• **REQUIREMENT**: Leave out the pictures and reproduce all of the data exactly.

Data tied to figure images
# # # # # # #

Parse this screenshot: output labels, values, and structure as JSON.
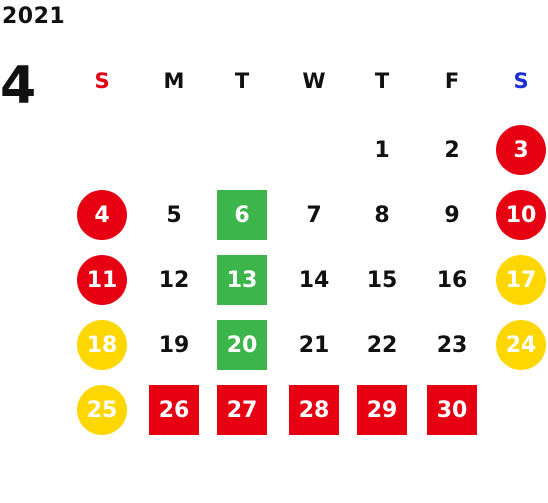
{
  "calendar": {
    "year": "2021",
    "month": "4",
    "weekdays": [
      "S",
      "M",
      "T",
      "W",
      "T",
      "F",
      "S"
    ],
    "weekday_colors": [
      "#e60012",
      "#111111",
      "#111111",
      "#111111",
      "#111111",
      "#111111",
      "#1a2ed6"
    ],
    "colors": {
      "red": "#e60012",
      "green": "#3cb54a",
      "yellow": "#ffd700",
      "text": "#111111"
    },
    "weeks": [
      [
        null,
        null,
        null,
        null,
        {
          "d": "1"
        },
        {
          "d": "2"
        },
        {
          "d": "3",
          "shape": "circle",
          "color": "red"
        }
      ],
      [
        {
          "d": "4",
          "shape": "circle",
          "color": "red"
        },
        {
          "d": "5"
        },
        {
          "d": "6",
          "shape": "square",
          "color": "green"
        },
        {
          "d": "7"
        },
        {
          "d": "8"
        },
        {
          "d": "9"
        },
        {
          "d": "10",
          "shape": "circle",
          "color": "red"
        }
      ],
      [
        {
          "d": "11",
          "shape": "circle",
          "color": "red"
        },
        {
          "d": "12"
        },
        {
          "d": "13",
          "shape": "square",
          "color": "green"
        },
        {
          "d": "14"
        },
        {
          "d": "15"
        },
        {
          "d": "16"
        },
        {
          "d": "17",
          "shape": "circle",
          "color": "yellow"
        }
      ],
      [
        {
          "d": "18",
          "shape": "circle",
          "color": "yellow"
        },
        {
          "d": "19"
        },
        {
          "d": "20",
          "shape": "square",
          "color": "green"
        },
        {
          "d": "21"
        },
        {
          "d": "22"
        },
        {
          "d": "23"
        },
        {
          "d": "24",
          "shape": "circle",
          "color": "yellow"
        }
      ],
      [
        {
          "d": "25",
          "shape": "circle",
          "color": "yellow"
        },
        {
          "d": "26",
          "shape": "square",
          "color": "red"
        },
        {
          "d": "27",
          "shape": "square",
          "color": "red"
        },
        {
          "d": "28",
          "shape": "square",
          "color": "red"
        },
        {
          "d": "29",
          "shape": "square",
          "color": "red"
        },
        {
          "d": "30",
          "shape": "square",
          "color": "red"
        },
        null
      ]
    ]
  }
}
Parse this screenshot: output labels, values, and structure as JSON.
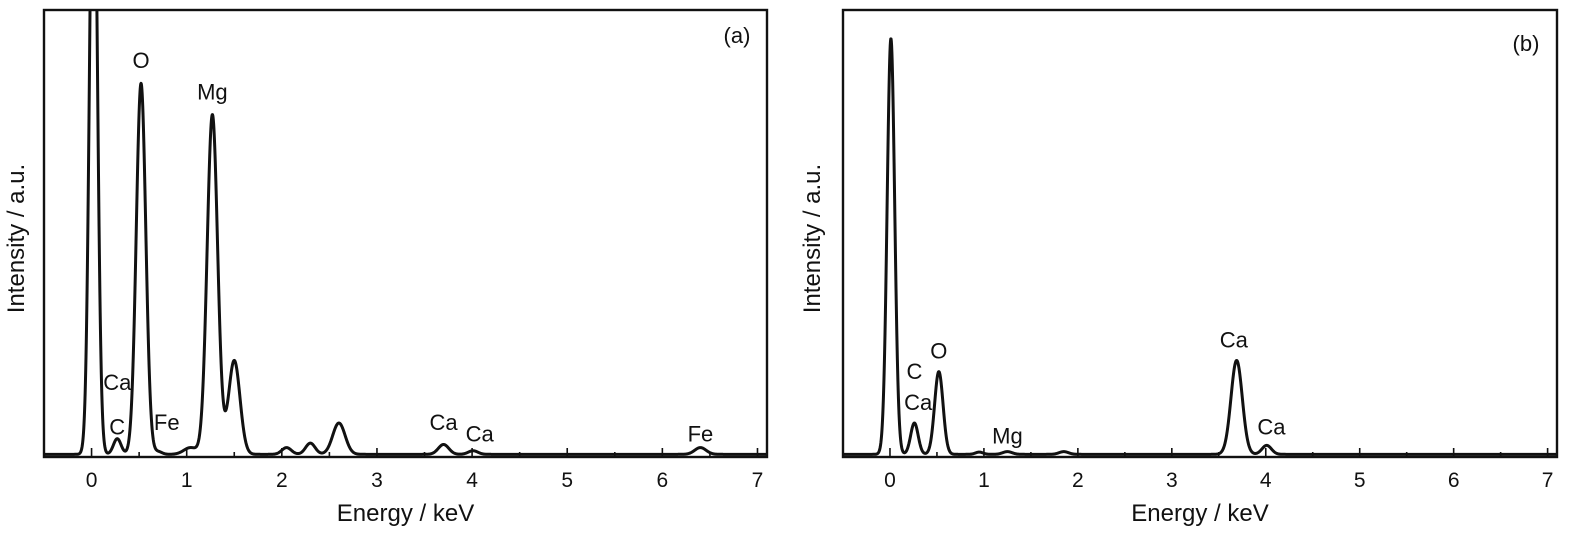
{
  "chart_data": [
    {
      "type": "line",
      "panel": "(a)",
      "xlabel": "Energy / keV",
      "ylabel": "Intensity / a.u.",
      "xlim": [
        -0.5,
        7.1
      ],
      "ylim": [
        0,
        100
      ],
      "y_ticks_labeled": false,
      "legend": "none",
      "grid": false,
      "xticks": [
        "0",
        "1",
        "2",
        "3",
        "4",
        "5",
        "6",
        "7"
      ],
      "baseline": 0.6,
      "series": [
        {
          "peaks": [
            {
              "x": 0.02,
              "height": 150,
              "width": 0.04
            },
            {
              "x": 0.27,
              "height": 3.5,
              "width": 0.04
            },
            {
              "x": 0.52,
              "height": 83,
              "width": 0.05
            },
            {
              "x": 0.7,
              "height": 0.6,
              "width": 0.04
            },
            {
              "x": 1.04,
              "height": 1.5,
              "width": 0.07
            },
            {
              "x": 1.27,
              "height": 76,
              "width": 0.055
            },
            {
              "x": 1.5,
              "height": 21,
              "width": 0.06
            },
            {
              "x": 2.05,
              "height": 1.5,
              "width": 0.05
            },
            {
              "x": 2.3,
              "height": 2.5,
              "width": 0.05
            },
            {
              "x": 2.6,
              "height": 7,
              "width": 0.065
            },
            {
              "x": 3.7,
              "height": 2.2,
              "width": 0.055
            },
            {
              "x": 4.01,
              "height": 0.8,
              "width": 0.05
            },
            {
              "x": 6.4,
              "height": 1.5,
              "width": 0.06
            }
          ]
        }
      ],
      "annotations": [
        {
          "text": "O",
          "x": 0.52,
          "y": 87
        },
        {
          "text": "Mg",
          "x": 1.27,
          "y": 80
        },
        {
          "text": "Ca",
          "x": 0.27,
          "y": 15
        },
        {
          "text": "C",
          "x": 0.27,
          "y": 5
        },
        {
          "text": "Fe",
          "x": 0.79,
          "y": 6
        },
        {
          "text": "Ca",
          "x": 3.7,
          "y": 6
        },
        {
          "text": "Ca",
          "x": 4.08,
          "y": 3.5
        },
        {
          "text": "Fe",
          "x": 6.4,
          "y": 3.5
        }
      ]
    },
    {
      "type": "line",
      "panel": "(b)",
      "xlabel": "Energy / keV",
      "ylabel": "Intensity / a.u.",
      "xlim": [
        -0.5,
        7.1
      ],
      "ylim": [
        0,
        100
      ],
      "y_ticks_labeled": false,
      "legend": "none",
      "grid": false,
      "xticks": [
        "0",
        "1",
        "2",
        "3",
        "4",
        "5",
        "6",
        "7"
      ],
      "baseline": 0.6,
      "series": [
        {
          "peaks": [
            {
              "x": 0.01,
              "height": 93,
              "width": 0.04
            },
            {
              "x": 0.26,
              "height": 7,
              "width": 0.04
            },
            {
              "x": 0.52,
              "height": 18.5,
              "width": 0.045
            },
            {
              "x": 0.95,
              "height": 0.5,
              "width": 0.04
            },
            {
              "x": 1.25,
              "height": 0.6,
              "width": 0.05
            },
            {
              "x": 1.85,
              "height": 0.6,
              "width": 0.05
            },
            {
              "x": 3.69,
              "height": 21,
              "width": 0.06
            },
            {
              "x": 4.01,
              "height": 2,
              "width": 0.05
            }
          ]
        }
      ],
      "annotations": [
        {
          "text": "O",
          "x": 0.52,
          "y": 22
        },
        {
          "text": "C",
          "x": 0.26,
          "y": 17.5
        },
        {
          "text": "Ca",
          "x": 0.3,
          "y": 10.5
        },
        {
          "text": "Mg",
          "x": 1.25,
          "y": 3
        },
        {
          "text": "Ca",
          "x": 3.66,
          "y": 24.5
        },
        {
          "text": "Ca",
          "x": 4.06,
          "y": 5
        }
      ]
    }
  ]
}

# # # # # # #

• **EXERCISE OUTPUT**:
Parse this screenshot: output labels, values, and structure as JSON.
{
  "calendar": {
    "year": "2021",
    "month": "4",
    "weekdays": [
      "S",
      "M",
      "T",
      "W",
      "T",
      "F",
      "S"
    ],
    "weekday_colors": [
      "#e60012",
      "#111111",
      "#111111",
      "#111111",
      "#111111",
      "#111111",
      "#1a2ed6"
    ],
    "colors": {
      "red": "#e60012",
      "green": "#3cb54a",
      "yellow": "#ffd700",
      "text": "#111111"
    },
    "weeks": [
      [
        null,
        null,
        null,
        null,
        {
          "d": "1"
        },
        {
          "d": "2"
        },
        {
          "d": "3",
          "shape": "circle",
          "color": "red"
        }
      ],
      [
        {
          "d": "4",
          "shape": "circle",
          "color": "red"
        },
        {
          "d": "5"
        },
        {
          "d": "6",
          "shape": "square",
          "color": "green"
        },
        {
          "d": "7"
        },
        {
          "d": "8"
        },
        {
          "d": "9"
        },
        {
          "d": "10",
          "shape": "circle",
          "color": "red"
        }
      ],
      [
        {
          "d": "11",
          "shape": "circle",
          "color": "red"
        },
        {
          "d": "12"
        },
        {
          "d": "13",
          "shape": "square",
          "color": "green"
        },
        {
          "d": "14"
        },
        {
          "d": "15"
        },
        {
          "d": "16"
        },
        {
          "d": "17",
          "shape": "circle",
          "color": "yellow"
        }
      ],
      [
        {
          "d": "18",
          "shape": "circle",
          "color": "yellow"
        },
        {
          "d": "19"
        },
        {
          "d": "20",
          "shape": "square",
          "color": "green"
        },
        {
          "d": "21"
        },
        {
          "d": "22"
        },
        {
          "d": "23"
        },
        {
          "d": "24",
          "shape": "circle",
          "color": "yellow"
        }
      ],
      [
        {
          "d": "25",
          "shape": "circle",
          "color": "yellow"
        },
        {
          "d": "26",
          "shape": "square",
          "color": "red"
        },
        {
          "d": "27",
          "shape": "square",
          "color": "red"
        },
        {
          "d": "28",
          "shape": "square",
          "color": "red"
        },
        {
          "d": "29",
          "shape": "square",
          "color": "red"
        },
        {
          "d": "30",
          "shape": "square",
          "color": "red"
        },
        null
      ]
    ]
  }
}
Parse this screenshot: output labels, values, and structure as JSON.
{
  "chart_data": [
    {
      "type": "line",
      "panel": "(a)",
      "xlabel": "Energy / keV",
      "ylabel": "Intensity / a.u.",
      "xlim": [
        -0.5,
        7.1
      ],
      "ylim": [
        0,
        100
      ],
      "y_ticks_labeled": false,
      "legend": "none",
      "grid": false,
      "xticks": [
        "0",
        "1",
        "2",
        "3",
        "4",
        "5",
        "6",
        "7"
      ],
      "baseline": 0.6,
      "series": [
        {
          "peaks": [
            {
              "x": 0.02,
              "height": 150,
              "width": 0.04
            },
            {
              "x": 0.27,
              "height": 3.5,
              "width": 0.04
            },
            {
              "x": 0.52,
              "height": 83,
              "width": 0.05
            },
            {
              "x": 0.7,
              "height": 0.6,
              "width": 0.04
            },
            {
              "x": 1.04,
              "height": 1.5,
              "width": 0.07
            },
            {
              "x": 1.27,
              "height": 76,
              "width": 0.055
            },
            {
              "x": 1.5,
              "height": 21,
              "width": 0.06
            },
            {
              "x": 2.05,
              "height": 1.5,
              "width": 0.05
            },
            {
              "x": 2.3,
              "height": 2.5,
              "width": 0.05
            },
            {
              "x": 2.6,
              "height": 7,
              "width": 0.065
            },
            {
              "x": 3.7,
              "height": 2.2,
              "width": 0.055
            },
            {
              "x": 4.01,
              "height": 0.8,
              "width": 0.05
            },
            {
              "x": 6.4,
              "height": 1.5,
              "width": 0.06
            }
          ]
        }
      ],
      "annotations": [
        {
          "text": "O",
          "x": 0.52,
          "y": 87
        },
        {
          "text": "Mg",
          "x": 1.27,
          "y": 80
        },
        {
          "text": "Ca",
          "x": 0.27,
          "y": 15
        },
        {
          "text": "C",
          "x": 0.27,
          "y": 5
        },
        {
          "text": "Fe",
          "x": 0.79,
          "y": 6
        },
        {
          "text": "Ca",
          "x": 3.7,
          "y": 6
        },
        {
          "text": "Ca",
          "x": 4.08,
          "y": 3.5
        },
        {
          "text": "Fe",
          "x": 6.4,
          "y": 3.5
        }
      ]
    },
    {
      "type": "line",
      "panel": "(b)",
      "xlabel": "Energy / keV",
      "ylabel": "Intensity / a.u.",
      "xlim": [
        -0.5,
        7.1
      ],
      "ylim": [
        0,
        100
      ],
      "y_ticks_labeled": false,
      "legend": "none",
      "grid": false,
      "xticks": [
        "0",
        "1",
        "2",
        "3",
        "4",
        "5",
        "6",
        "7"
      ],
      "baseline": 0.6,
      "series": [
        {
          "peaks": [
            {
              "x": 0.01,
              "height": 93,
              "width": 0.04
            },
            {
              "x": 0.26,
              "height": 7,
              "width": 0.04
            },
            {
              "x": 0.52,
              "height": 18.5,
              "width": 0.045
            },
            {
              "x": 0.95,
              "height": 0.5,
              "width": 0.04
            },
            {
              "x": 1.25,
              "height": 0.6,
              "width": 0.05
            },
            {
              "x": 1.85,
              "height": 0.6,
              "width": 0.05
            },
            {
              "x": 3.69,
              "height": 21,
              "width": 0.06
            },
            {
              "x": 4.01,
              "height": 2,
              "width": 0.05
            }
          ]
        }
      ],
      "annotations": [
        {
          "text": "O",
          "x": 0.52,
          "y": 22
        },
        {
          "text": "C",
          "x": 0.26,
          "y": 17.5
        },
        {
          "text": "Ca",
          "x": 0.3,
          "y": 10.5
        },
        {
          "text": "Mg",
          "x": 1.25,
          "y": 3
        },
        {
          "text": "Ca",
          "x": 3.66,
          "y": 24.5
        },
        {
          "text": "Ca",
          "x": 4.06,
          "y": 5
        }
      ]
    }
  ]
}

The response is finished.